**What you should do:**
Transcribe the listing below word for word.

**Given information:**

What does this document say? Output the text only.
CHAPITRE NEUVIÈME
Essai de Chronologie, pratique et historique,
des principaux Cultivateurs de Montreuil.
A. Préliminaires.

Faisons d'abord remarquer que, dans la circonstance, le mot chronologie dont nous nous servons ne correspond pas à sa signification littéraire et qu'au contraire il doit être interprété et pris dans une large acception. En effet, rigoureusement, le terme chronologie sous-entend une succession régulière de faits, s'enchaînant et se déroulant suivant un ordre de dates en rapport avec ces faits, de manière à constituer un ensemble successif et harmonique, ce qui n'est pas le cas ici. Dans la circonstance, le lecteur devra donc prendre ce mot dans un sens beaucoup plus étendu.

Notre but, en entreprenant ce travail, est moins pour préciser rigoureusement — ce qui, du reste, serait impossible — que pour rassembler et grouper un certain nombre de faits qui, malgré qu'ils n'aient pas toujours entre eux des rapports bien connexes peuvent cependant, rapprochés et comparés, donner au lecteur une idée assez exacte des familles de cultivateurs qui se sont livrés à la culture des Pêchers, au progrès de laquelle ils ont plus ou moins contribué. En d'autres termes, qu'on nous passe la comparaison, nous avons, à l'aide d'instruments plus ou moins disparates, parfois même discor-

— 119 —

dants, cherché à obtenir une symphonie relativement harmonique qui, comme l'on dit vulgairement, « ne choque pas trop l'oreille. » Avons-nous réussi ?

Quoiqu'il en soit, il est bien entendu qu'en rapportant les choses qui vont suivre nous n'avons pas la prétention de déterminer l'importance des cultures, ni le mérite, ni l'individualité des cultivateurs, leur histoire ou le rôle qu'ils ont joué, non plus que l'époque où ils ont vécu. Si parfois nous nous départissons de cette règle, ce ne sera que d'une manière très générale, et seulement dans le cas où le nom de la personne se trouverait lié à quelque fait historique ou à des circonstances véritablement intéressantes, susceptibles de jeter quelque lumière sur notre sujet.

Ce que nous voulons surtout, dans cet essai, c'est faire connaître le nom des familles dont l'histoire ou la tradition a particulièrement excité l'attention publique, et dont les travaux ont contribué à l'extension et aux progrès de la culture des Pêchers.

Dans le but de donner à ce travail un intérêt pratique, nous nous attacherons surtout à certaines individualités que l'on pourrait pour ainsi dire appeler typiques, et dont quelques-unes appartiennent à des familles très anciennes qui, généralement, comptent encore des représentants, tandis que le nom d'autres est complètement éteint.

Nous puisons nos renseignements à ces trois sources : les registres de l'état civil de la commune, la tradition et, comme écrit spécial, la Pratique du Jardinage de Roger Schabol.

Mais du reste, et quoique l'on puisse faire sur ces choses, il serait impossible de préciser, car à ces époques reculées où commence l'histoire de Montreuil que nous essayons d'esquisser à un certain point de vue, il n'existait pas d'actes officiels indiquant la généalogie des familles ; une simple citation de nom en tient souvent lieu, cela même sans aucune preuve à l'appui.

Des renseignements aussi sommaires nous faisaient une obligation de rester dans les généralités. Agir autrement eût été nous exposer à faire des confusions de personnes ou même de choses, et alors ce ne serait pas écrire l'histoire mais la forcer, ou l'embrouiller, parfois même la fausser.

**Exercise result:**
What does this document say? Output the text only.
CHAPITRE NEUVIÈME
Essai de Chronologie, pratique et historique,
des principaux Cultivateurs de Montreuil.
A. Préliminaires.

Faisons d'abord remarquer que, dans la circonstance, le mot chronologie dont nous nous servons ne correspond pas à sa signification littéraire et qu'au contraire il doit être interprété et pris dans une large acception. En effet, rigoureusement, le terme chronologie sous-entend une succession régulière de faits, s'enchaînant et se déroulant suivant un ordre de dates en rapport avec ces faits, de manière à constituer un ensemble successif et harmonique, ce qui n'est pas le cas ici. Dans la circonstance, le lecteur devra donc prendre ce mot dans un sens beaucoup plus étendu.

Notre but, en entreprenant ce travail, est moins pour préciser rigoureusement — ce qui, du reste, serait impossible — que pour rassembler et grouper un certain nombre de faits qui, malgré qu'ils n'aient pas toujours entre eux des rapports bien connexes peuvent cependant, rapprochés et comparés, donner au lecteur une idée assez exacte des familles de cultivateurs qui se sont livrés à la culture des Pêchers, au progrès de laquelle ils ont plus ou moins contribué. En d'autres termes, qu'on nous passe la comparaison, nous avons, à l'aide d'instruments plus ou moins disparates, parfois même discor-

— 119 —

dants, cherché à obtenir une symphonie relativement harmonique qui, comme l'on dit vulgairement, « ne choque pas trop l'oreille. » Avons-nous réussi ?

Quoiqu'il en soit, il est bien entendu qu'en rapportant les choses qui vont suivre nous n'avons pas la prétention de déterminer l'importance des cultures, ni le mérite, ni l'individualité des cultivateurs, leur histoire ou le rôle qu'ils ont joué, non plus que l'époque où ils ont vécu. Si parfois nous nous départissons de cette règle, ce ne sera que d'une manière très générale, et seulement dans le cas où le nom de la personne se trouverait lié à quelque fait historique ou à des circonstances véritablement intéressantes, susceptibles de jeter quelque lumière sur notre sujet.

Ce que nous voulons surtout, dans cet essai, c'est faire connaître le nom des familles dont l'histoire ou la tradition a particulièrement excité l'attention publique, et dont les travaux ont contribué à l'extension et aux progrès de la culture des Pêchers.

Dans le but de donner à ce travail un intérêt pratique, nous nous attacherons surtout à certaines individualités que l'on pourrait pour ainsi dire appeler typiques, et dont quelques-unes appartiennent à des familles très anciennes qui, généralement, comptent encore des représentants, tandis que le nom d'autres est complètement éteint.

Nous puisons nos renseignements à ces trois sources : les registres de l'état civil de la commune, la tradition et, comme écrit spécial, la Pratique du Jardinage de Roger Schabol.

Mais du reste, et quoique l'on puisse faire sur ces choses, il serait impossible de préciser, car à ces époques reculées où commence l'histoire de Montreuil que nous essayons d'esquisser à un certain point de vue, il n'existait pas d'actes officiels indiquant la généalogie des familles ; une simple citation de nom en tient souvent lieu, cela même sans aucune preuve à l'appui.

Des renseignements aussi sommaires nous faisaient une obligation de rester dans les généralités. Agir autrement eût été nous exposer à faire des confusions de personnes ou même de choses, et alors ce ne serait pas écrire l'histoire mais la forcer, ou l'embrouiller, parfois même la fausser.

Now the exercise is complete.